[START Data supplied]

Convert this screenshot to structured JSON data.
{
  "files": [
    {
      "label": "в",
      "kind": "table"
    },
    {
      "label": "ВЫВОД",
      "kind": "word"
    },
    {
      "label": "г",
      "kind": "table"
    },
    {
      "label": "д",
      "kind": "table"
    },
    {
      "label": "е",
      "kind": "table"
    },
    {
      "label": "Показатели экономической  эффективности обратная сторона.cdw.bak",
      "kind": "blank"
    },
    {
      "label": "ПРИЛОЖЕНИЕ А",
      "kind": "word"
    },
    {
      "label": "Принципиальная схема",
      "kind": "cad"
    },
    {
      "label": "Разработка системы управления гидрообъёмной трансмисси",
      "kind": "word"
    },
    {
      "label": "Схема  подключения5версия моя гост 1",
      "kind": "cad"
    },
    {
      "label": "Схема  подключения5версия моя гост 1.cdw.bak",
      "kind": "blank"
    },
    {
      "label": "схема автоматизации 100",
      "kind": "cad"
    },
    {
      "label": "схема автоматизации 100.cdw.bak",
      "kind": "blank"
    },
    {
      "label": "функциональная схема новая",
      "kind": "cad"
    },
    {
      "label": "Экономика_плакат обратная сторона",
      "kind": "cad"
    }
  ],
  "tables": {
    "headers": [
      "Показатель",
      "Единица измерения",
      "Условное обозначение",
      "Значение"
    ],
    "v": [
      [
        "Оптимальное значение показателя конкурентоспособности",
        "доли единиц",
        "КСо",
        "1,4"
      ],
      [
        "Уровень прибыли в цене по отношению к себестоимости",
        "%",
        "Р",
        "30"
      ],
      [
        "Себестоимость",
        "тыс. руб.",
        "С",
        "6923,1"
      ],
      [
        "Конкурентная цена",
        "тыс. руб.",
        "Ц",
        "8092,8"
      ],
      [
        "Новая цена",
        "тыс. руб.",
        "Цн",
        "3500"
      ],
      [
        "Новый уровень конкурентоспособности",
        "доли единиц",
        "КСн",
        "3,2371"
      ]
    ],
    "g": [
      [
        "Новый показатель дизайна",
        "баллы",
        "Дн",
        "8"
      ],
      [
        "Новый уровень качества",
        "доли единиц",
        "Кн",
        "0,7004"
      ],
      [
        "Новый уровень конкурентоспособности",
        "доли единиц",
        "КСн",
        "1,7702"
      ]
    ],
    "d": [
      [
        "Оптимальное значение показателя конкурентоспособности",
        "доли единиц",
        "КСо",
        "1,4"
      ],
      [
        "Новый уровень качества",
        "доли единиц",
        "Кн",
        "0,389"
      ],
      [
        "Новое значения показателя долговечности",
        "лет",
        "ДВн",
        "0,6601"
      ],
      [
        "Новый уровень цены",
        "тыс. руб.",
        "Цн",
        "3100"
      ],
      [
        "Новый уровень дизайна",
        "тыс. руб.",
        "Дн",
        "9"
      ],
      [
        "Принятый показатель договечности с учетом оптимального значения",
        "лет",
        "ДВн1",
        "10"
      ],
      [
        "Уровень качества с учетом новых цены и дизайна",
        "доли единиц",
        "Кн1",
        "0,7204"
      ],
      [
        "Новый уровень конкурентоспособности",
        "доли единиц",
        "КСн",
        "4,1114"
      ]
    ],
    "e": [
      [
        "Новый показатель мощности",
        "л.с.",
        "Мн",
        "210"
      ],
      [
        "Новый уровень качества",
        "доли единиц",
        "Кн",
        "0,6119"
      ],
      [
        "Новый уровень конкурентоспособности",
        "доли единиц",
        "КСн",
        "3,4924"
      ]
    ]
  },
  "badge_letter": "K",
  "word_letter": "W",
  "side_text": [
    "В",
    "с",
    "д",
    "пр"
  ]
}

[END Data supplied]

Your objective: Pull every line containing "значения" out of the records.

Answer for this exercise:
        "Новое значения показателя долговечности",
        "Принятый показатель договечности с учетом оптимального значения",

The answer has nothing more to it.